Directive » Omit every picture and write out the rest of the records exactly.
>>>>
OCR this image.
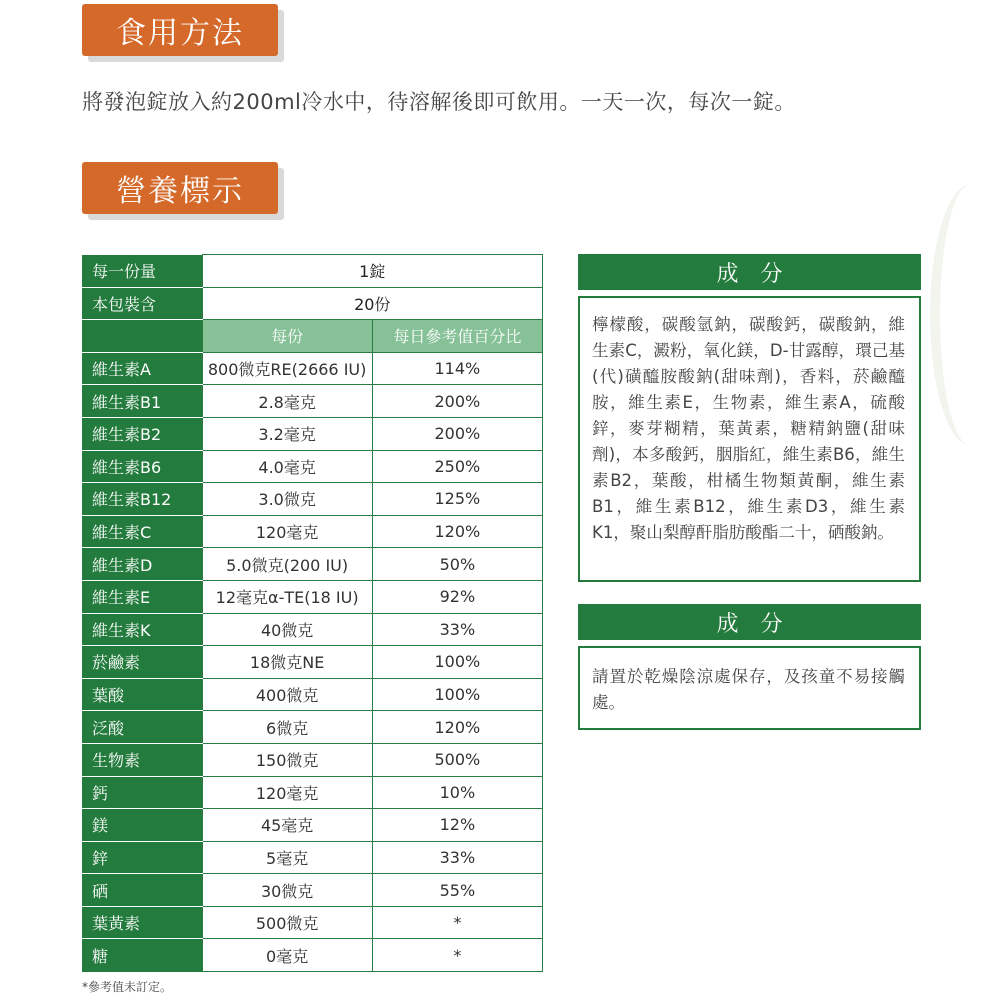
食用方法
將發泡錠放入約200ml冷水中，待溶解後即可飲用。一天一次，每次一錠。
營養標示
每一份量	1錠	
本包裝含	20份	
	每份	每日參考值百分比
維生素A	800微克RE(2666 IU)	114%
維生素B1	2.8毫克	200%
維生素B2	3.2毫克	200%
維生素B6	4.0毫克	250%
維生素B12	3.0微克	125%
維生素C	120毫克	120%
維生素D	5.0微克(200 IU)	50%
維生素E	12毫克α-TE(18 IU)	92%
維生素K	40微克	33%
菸鹼素	18微克NE	100%
葉酸	400微克	100%
泛酸	6微克	120%
生物素	150微克	500%
鈣	120毫克	10%
鎂	45毫克	12%
鋅	5毫克	33%
硒	30微克	55%
葉黃素	500微克	*
糖	0毫克	*
*參考值未訂定。
成分
檸檬酸，碳酸氫鈉，碳酸鈣，碳酸鈉，維生素C，澱粉，氧化鎂，D-甘露醇，環己基(代)磺醯胺酸鈉(甜味劑)，香料，菸鹼醯胺，維生素E，生物素，維生素A，硫酸鋅，麥芽糊精，葉黃素，糖精鈉鹽(甜味劑)，本多酸鈣，胭脂紅，維生素B6，維生素B2，葉酸，柑橘生物類黃酮，維生素B1，維生素B12，維生素D3，維生素K1，聚山梨醇酐脂肪酸酯二十，硒酸鈉。
成分
請置於乾燥陰涼處保存，及孩童不易接觸處。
<<<<
Task result »
OCR this image.
食用方法
將發泡錠放入約200ml冷水中，待溶解後即可飲用。一天一次，每次一錠。
營養標示
每一份量	1錠	
本包裝含	20份	
	每份	每日參考值百分比
維生素A	800微克RE(2666 IU)	114%
維生素B1	2.8毫克	200%
維生素B2	3.2毫克	200%
維生素B6	4.0毫克	250%
維生素B12	3.0微克	125%
維生素C	120毫克	120%
維生素D	5.0微克(200 IU)	50%
維生素E	12毫克α-TE(18 IU)	92%
維生素K	40微克	33%
菸鹼素	18微克NE	100%
葉酸	400微克	100%
泛酸	6微克	120%
生物素	150微克	500%
鈣	120毫克	10%
鎂	45毫克	12%
鋅	5毫克	33%
硒	30微克	55%
葉黃素	500微克	*
糖	0毫克	*
*參考值未訂定。
成分
檸檬酸，碳酸氫鈉，碳酸鈣，碳酸鈉，維生素C，澱粉，氧化鎂，D-甘露醇，環己基(代)磺醯胺酸鈉(甜味劑)，香料，菸鹼醯胺，維生素E，生物素，維生素A，硫酸鋅，麥芽糊精，葉黃素，糖精鈉鹽(甜味劑)，本多酸鈣，胭脂紅，維生素B6，維生素B2，葉酸，柑橘生物類黃酮，維生素B1，維生素B12，維生素D3，維生素K1，聚山梨醇酐脂肪酸酯二十，硒酸鈉。
成分
請置於乾燥陰涼處保存，及孩童不易接觸處。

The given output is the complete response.